→ What to produce
Copy the stretch of records from the start through the line containing "category-group-title: 类别 (14, 185, 43, 204)", keeping each line exactly as it appears.
Listed entries start
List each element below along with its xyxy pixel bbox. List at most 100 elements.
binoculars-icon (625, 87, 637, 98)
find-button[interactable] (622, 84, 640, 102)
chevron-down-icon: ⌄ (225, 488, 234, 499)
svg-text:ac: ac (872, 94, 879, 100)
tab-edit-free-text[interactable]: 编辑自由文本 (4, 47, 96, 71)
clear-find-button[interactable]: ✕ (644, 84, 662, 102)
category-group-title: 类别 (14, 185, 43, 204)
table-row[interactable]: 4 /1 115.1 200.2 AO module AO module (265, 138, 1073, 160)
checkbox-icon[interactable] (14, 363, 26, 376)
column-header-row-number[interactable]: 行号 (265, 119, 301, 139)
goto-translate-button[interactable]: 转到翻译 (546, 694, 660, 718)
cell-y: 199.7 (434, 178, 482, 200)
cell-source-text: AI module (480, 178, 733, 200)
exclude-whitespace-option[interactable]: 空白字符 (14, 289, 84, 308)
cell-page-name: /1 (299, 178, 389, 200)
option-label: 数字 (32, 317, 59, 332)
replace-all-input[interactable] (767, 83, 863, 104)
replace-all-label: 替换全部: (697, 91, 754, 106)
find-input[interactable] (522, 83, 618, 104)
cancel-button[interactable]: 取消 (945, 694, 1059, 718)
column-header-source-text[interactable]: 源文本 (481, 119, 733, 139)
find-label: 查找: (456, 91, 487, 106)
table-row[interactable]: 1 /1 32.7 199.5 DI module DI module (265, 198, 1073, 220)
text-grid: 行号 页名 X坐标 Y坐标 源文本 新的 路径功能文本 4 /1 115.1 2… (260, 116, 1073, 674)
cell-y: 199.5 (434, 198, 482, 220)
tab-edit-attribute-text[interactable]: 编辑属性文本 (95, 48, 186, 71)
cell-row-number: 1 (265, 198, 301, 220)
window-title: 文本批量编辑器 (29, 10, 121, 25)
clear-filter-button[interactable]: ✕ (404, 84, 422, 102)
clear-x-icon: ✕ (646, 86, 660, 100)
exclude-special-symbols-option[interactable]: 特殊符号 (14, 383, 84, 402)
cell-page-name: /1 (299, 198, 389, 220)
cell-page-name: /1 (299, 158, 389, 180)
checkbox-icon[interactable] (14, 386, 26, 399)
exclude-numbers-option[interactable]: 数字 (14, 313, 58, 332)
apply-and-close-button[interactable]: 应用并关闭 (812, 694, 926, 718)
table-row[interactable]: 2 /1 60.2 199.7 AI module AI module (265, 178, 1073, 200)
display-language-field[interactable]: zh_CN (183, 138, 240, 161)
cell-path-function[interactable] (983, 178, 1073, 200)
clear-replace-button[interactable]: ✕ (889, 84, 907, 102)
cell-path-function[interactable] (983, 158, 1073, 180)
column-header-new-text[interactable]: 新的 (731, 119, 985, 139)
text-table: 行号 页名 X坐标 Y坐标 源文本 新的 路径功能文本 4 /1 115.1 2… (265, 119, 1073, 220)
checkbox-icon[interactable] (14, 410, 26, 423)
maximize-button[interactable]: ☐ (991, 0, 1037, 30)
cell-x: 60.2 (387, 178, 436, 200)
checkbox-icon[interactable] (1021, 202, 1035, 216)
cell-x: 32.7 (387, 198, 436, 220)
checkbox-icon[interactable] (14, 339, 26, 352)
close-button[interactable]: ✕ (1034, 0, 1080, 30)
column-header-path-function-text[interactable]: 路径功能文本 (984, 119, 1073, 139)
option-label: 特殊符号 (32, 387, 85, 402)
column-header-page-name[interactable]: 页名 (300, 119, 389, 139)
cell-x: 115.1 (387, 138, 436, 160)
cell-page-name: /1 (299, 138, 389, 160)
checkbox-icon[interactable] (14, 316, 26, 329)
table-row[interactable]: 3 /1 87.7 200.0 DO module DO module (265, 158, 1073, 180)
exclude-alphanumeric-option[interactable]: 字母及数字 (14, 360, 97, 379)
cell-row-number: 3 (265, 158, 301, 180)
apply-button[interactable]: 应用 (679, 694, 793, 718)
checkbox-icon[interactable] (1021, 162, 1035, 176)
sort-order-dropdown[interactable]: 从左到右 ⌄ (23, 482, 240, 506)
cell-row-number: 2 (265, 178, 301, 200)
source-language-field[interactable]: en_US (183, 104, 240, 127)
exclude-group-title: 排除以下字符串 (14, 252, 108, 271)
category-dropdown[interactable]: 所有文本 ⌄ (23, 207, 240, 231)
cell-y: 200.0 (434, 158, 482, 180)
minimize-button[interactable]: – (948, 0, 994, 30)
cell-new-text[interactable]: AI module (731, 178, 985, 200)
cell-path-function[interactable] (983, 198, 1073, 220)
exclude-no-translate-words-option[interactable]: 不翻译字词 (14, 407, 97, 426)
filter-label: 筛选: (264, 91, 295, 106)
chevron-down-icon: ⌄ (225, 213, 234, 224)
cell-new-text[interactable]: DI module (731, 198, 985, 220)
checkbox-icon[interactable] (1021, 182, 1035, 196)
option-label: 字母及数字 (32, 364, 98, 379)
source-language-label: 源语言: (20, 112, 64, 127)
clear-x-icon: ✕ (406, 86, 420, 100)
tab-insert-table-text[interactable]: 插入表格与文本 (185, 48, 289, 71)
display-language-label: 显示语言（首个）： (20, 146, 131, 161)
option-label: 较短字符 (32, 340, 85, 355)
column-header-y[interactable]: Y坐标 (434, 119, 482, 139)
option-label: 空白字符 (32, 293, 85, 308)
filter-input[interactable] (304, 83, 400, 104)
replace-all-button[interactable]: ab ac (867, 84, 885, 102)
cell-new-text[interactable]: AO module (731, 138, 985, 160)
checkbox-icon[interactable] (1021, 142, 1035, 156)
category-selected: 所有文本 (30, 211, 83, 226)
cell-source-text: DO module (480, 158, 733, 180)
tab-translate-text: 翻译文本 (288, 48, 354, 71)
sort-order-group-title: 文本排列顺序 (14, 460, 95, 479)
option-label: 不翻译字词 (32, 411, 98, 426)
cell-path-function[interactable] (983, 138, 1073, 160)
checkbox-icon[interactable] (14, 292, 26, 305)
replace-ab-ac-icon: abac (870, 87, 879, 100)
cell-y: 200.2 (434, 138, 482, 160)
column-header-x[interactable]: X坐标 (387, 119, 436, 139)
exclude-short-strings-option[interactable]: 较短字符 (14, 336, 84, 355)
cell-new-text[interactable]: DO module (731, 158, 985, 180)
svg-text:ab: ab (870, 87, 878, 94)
Listed entries end
→ Reply
List each element below along with its xyxy pixel bbox. List at most 100 elements.
binoculars-icon (625, 87, 637, 98)
find-button[interactable] (622, 84, 640, 102)
chevron-down-icon: ⌄ (225, 488, 234, 499)
svg-text:ac: ac (872, 94, 879, 100)
tab-edit-free-text[interactable]: 编辑自由文本 (4, 47, 96, 71)
clear-find-button[interactable]: ✕ (644, 84, 662, 102)
category-group-title: 类别 (14, 185, 43, 204)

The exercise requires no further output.